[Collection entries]
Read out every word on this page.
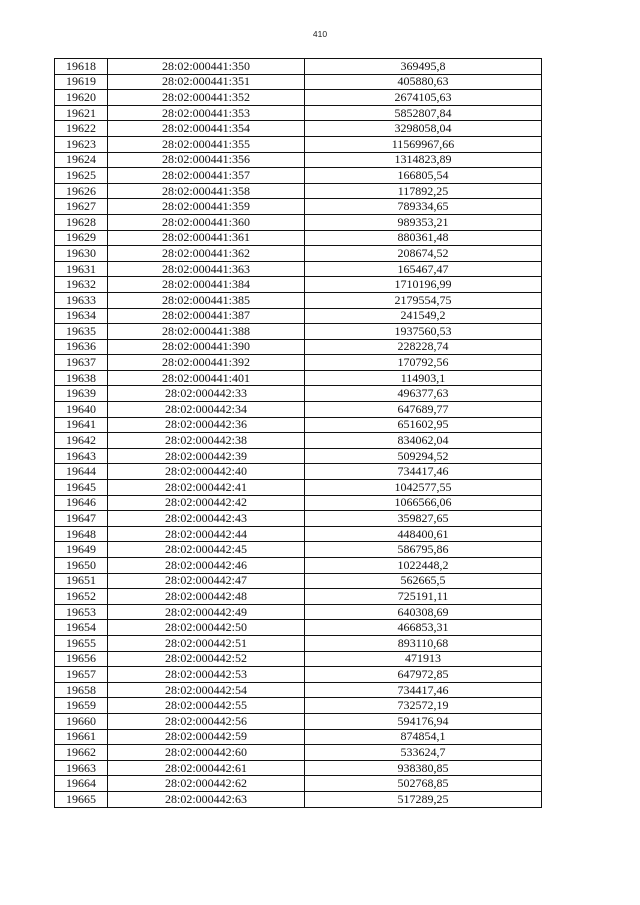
410
19618	28:02:000441:350	369495,8
19619	28:02:000441:351	405880,63
19620	28:02:000441:352	2674105,63
19621	28:02:000441:353	5852807,84
19622	28:02:000441:354	3298058,04
19623	28:02:000441:355	11569967,66
19624	28:02:000441:356	1314823,89
19625	28:02:000441:357	166805,54
19626	28:02:000441:358	117892,25
19627	28:02:000441:359	789334,65
19628	28:02:000441:360	989353,21
19629	28:02:000441:361	880361,48
19630	28:02:000441:362	208674,52
19631	28:02:000441:363	165467,47
19632	28:02:000441:384	1710196,99
19633	28:02:000441:385	2179554,75
19634	28:02:000441:387	241549,2
19635	28:02:000441:388	1937560,53
19636	28:02:000441:390	228228,74
19637	28:02:000441:392	170792,56
19638	28:02:000441:401	114903,1
19639	28:02:000442:33	496377,63
19640	28:02:000442:34	647689,77
19641	28:02:000442:36	651602,95
19642	28:02:000442:38	834062,04
19643	28:02:000442:39	509294,52
19644	28:02:000442:40	734417,46
19645	28:02:000442:41	1042577,55
19646	28:02:000442:42	1066566,06
19647	28:02:000442:43	359827,65
19648	28:02:000442:44	448400,61
19649	28:02:000442:45	586795,86
19650	28:02:000442:46	1022448,2
19651	28:02:000442:47	562665,5
19652	28:02:000442:48	725191,11
19653	28:02:000442:49	640308,69
19654	28:02:000442:50	466853,31
19655	28:02:000442:51	893110,68
19656	28:02:000442:52	471913
19657	28:02:000442:53	647972,85
19658	28:02:000442:54	734417,46
19659	28:02:000442:55	732572,19
19660	28:02:000442:56	594176,94
19661	28:02:000442:59	874854,1
19662	28:02:000442:60	533624,7
19663	28:02:000442:61	938380,85
19664	28:02:000442:62	502768,85
19665	28:02:000442:63	517289,25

**What the exercise asks:** Make an exact copy of the whole listing, but don't bring over any pictures.

**Response to this exercise:**
Read out every word on this page.
410
19618	28:02:000441:350	369495,8
19619	28:02:000441:351	405880,63
19620	28:02:000441:352	2674105,63
19621	28:02:000441:353	5852807,84
19622	28:02:000441:354	3298058,04
19623	28:02:000441:355	11569967,66
19624	28:02:000441:356	1314823,89
19625	28:02:000441:357	166805,54
19626	28:02:000441:358	117892,25
19627	28:02:000441:359	789334,65
19628	28:02:000441:360	989353,21
19629	28:02:000441:361	880361,48
19630	28:02:000441:362	208674,52
19631	28:02:000441:363	165467,47
19632	28:02:000441:384	1710196,99
19633	28:02:000441:385	2179554,75
19634	28:02:000441:387	241549,2
19635	28:02:000441:388	1937560,53
19636	28:02:000441:390	228228,74
19637	28:02:000441:392	170792,56
19638	28:02:000441:401	114903,1
19639	28:02:000442:33	496377,63
19640	28:02:000442:34	647689,77
19641	28:02:000442:36	651602,95
19642	28:02:000442:38	834062,04
19643	28:02:000442:39	509294,52
19644	28:02:000442:40	734417,46
19645	28:02:000442:41	1042577,55
19646	28:02:000442:42	1066566,06
19647	28:02:000442:43	359827,65
19648	28:02:000442:44	448400,61
19649	28:02:000442:45	586795,86
19650	28:02:000442:46	1022448,2
19651	28:02:000442:47	562665,5
19652	28:02:000442:48	725191,11
19653	28:02:000442:49	640308,69
19654	28:02:000442:50	466853,31
19655	28:02:000442:51	893110,68
19656	28:02:000442:52	471913
19657	28:02:000442:53	647972,85
19658	28:02:000442:54	734417,46
19659	28:02:000442:55	732572,19
19660	28:02:000442:56	594176,94
19661	28:02:000442:59	874854,1
19662	28:02:000442:60	533624,7
19663	28:02:000442:61	938380,85
19664	28:02:000442:62	502768,85
19665	28:02:000442:63	517289,25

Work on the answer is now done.